Set all the material down again unchanged, without the pictures.

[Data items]
* START *
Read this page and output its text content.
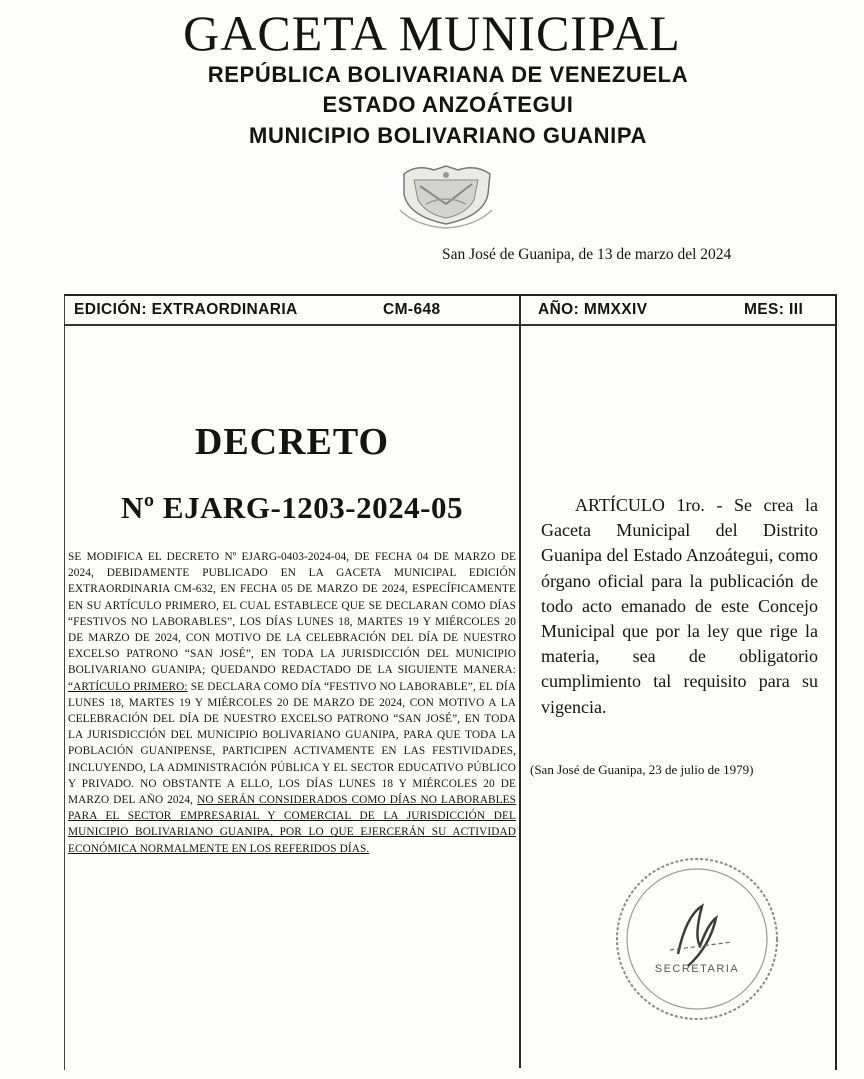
GACETA MUNICIPAL
REPÚBLICA BOLIVARIANA DE VENEZUELA
ESTADO ANZOÁTEGUI
MUNICIPIO BOLIVARIANO GUANIPA
San José de Guanipa, de 13 de marzo del 2024
EDICIÓN: EXTRAORDINARIA	CM-648	AÑO: MMXXIV	MES: III
DECRETO
Nº EJARG-1203-2024-05
SE MODIFICA EL DECRETO Nº EJARG-0403-2024-04, DE FECHA 04 DE MARZO DE 2024, DEBIDAMENTE PUBLICADO EN LA GACETA MUNICIPAL EDICIÓN EXTRAORDINARIA CM-632, EN FECHA 05 DE MARZO DE 2024, ESPECÍFICAMENTE EN SU ARTÍCULO PRIMERO, EL CUAL ESTABLECE QUE SE DECLARAN COMO DÍAS “FESTIVOS NO LABORABLES”, LOS DÍAS LUNES 18, MARTES 19 Y MIÉRCOLES 20 DE MARZO DE 2024, CON MOTIVO DE LA CELEBRACIÓN DEL DÍA DE NUESTRO EXCELSO PATRONO “SAN JOSÉ”, EN TODA LA JURISDICCIÓN DEL MUNICIPIO BOLIVARIANO GUANIPA; QUEDANDO REDACTADO DE LA SIGUIENTE MANERA: “ARTÍCULO PRIMERO: SE DECLARA COMO DÍA “FESTIVO NO LABORABLE”, EL DÍA LUNES 18, MARTES 19 Y MIÉRCOLES 20 DE MARZO DE 2024, CON MOTIVO A LA CELEBRACIÓN DEL DÍA DE NUESTRO EXCELSO PATRONO “SAN JOSÉ”, EN TODA LA JURISDICCIÓN DEL MUNICIPIO BOLIVARIANO GUANIPA, PARA QUE TODA LA POBLACIÓN GUANIPENSE, PARTICIPEN ACTIVAMENTE EN LAS FESTIVIDADES, INCLUYENDO, LA ADMINISTRACIÓN PÚBLICA Y EL SECTOR EDUCATIVO PÚBLICO Y PRIVADO. NO OBSTANTE A ELLO, LOS DÍAS LUNES 18 Y MIÉRCOLES 20 DE MARZO DEL AÑO 2024, NO SERÁN CONSIDERADOS COMO DÍAS NO LABORABLES PARA EL SECTOR EMPRESARIAL Y COMERCIAL DE LA JURISDICCIÓN DEL MUNICIPIO BOLIVARIANO GUANIPA, POR LO QUE EJERCERÁN SU ACTIVIDAD ECONÓMICA NORMALMENTE EN LOS REFERIDOS DÍAS.
ARTÍCULO 1ro. - Se crea la Gaceta Municipal del Distrito Guanipa del Estado Anzoátegui, como órgano oficial para la publicación de todo acto emanado de este Concejo Municipal que por la ley que rige la materia, sea de obligatorio cumplimiento tal requisito para su vigencia.
(San José de Guanipa, 23 de julio de 1979)
SECRETARIA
* END *
# RESPONSE:
Read this page and output its text content.
GACETA MUNICIPAL
REPÚBLICA BOLIVARIANA DE VENEZUELA
ESTADO ANZOÁTEGUI
MUNICIPIO BOLIVARIANO GUANIPA
San José de Guanipa, de 13 de marzo del 2024
EDICIÓN: EXTRAORDINARIA	CM-648	AÑO: MMXXIV	MES: III
DECRETO
Nº EJARG-1203-2024-05
SE MODIFICA EL DECRETO Nº EJARG-0403-2024-04, DE FECHA 04 DE MARZO DE 2024, DEBIDAMENTE PUBLICADO EN LA GACETA MUNICIPAL EDICIÓN EXTRAORDINARIA CM-632, EN FECHA 05 DE MARZO DE 2024, ESPECÍFICAMENTE EN SU ARTÍCULO PRIMERO, EL CUAL ESTABLECE QUE SE DECLARAN COMO DÍAS “FESTIVOS NO LABORABLES”, LOS DÍAS LUNES 18, MARTES 19 Y MIÉRCOLES 20 DE MARZO DE 2024, CON MOTIVO DE LA CELEBRACIÓN DEL DÍA DE NUESTRO EXCELSO PATRONO “SAN JOSÉ”, EN TODA LA JURISDICCIÓN DEL MUNICIPIO BOLIVARIANO GUANIPA; QUEDANDO REDACTADO DE LA SIGUIENTE MANERA: “ARTÍCULO PRIMERO: SE DECLARA COMO DÍA “FESTIVO NO LABORABLE”, EL DÍA LUNES 18, MARTES 19 Y MIÉRCOLES 20 DE MARZO DE 2024, CON MOTIVO A LA CELEBRACIÓN DEL DÍA DE NUESTRO EXCELSO PATRONO “SAN JOSÉ”, EN TODA LA JURISDICCIÓN DEL MUNICIPIO BOLIVARIANO GUANIPA, PARA QUE TODA LA POBLACIÓN GUANIPENSE, PARTICIPEN ACTIVAMENTE EN LAS FESTIVIDADES, INCLUYENDO, LA ADMINISTRACIÓN PÚBLICA Y EL SECTOR EDUCATIVO PÚBLICO Y PRIVADO. NO OBSTANTE A ELLO, LOS DÍAS LUNES 18 Y MIÉRCOLES 20 DE MARZO DEL AÑO 2024, NO SERÁN CONSIDERADOS COMO DÍAS NO LABORABLES PARA EL SECTOR EMPRESARIAL Y COMERCIAL DE LA JURISDICCIÓN DEL MUNICIPIO BOLIVARIANO GUANIPA, POR LO QUE EJERCERÁN SU ACTIVIDAD ECONÓMICA NORMALMENTE EN LOS REFERIDOS DÍAS.
ARTÍCULO 1ro. - Se crea la Gaceta Municipal del Distrito Guanipa del Estado Anzoátegui, como órgano oficial para la publicación de todo acto emanado de este Concejo Municipal que por la ley que rige la materia, sea de obligatorio cumplimiento tal requisito para su vigencia.
(San José de Guanipa, 23 de julio de 1979)
SECRETARIA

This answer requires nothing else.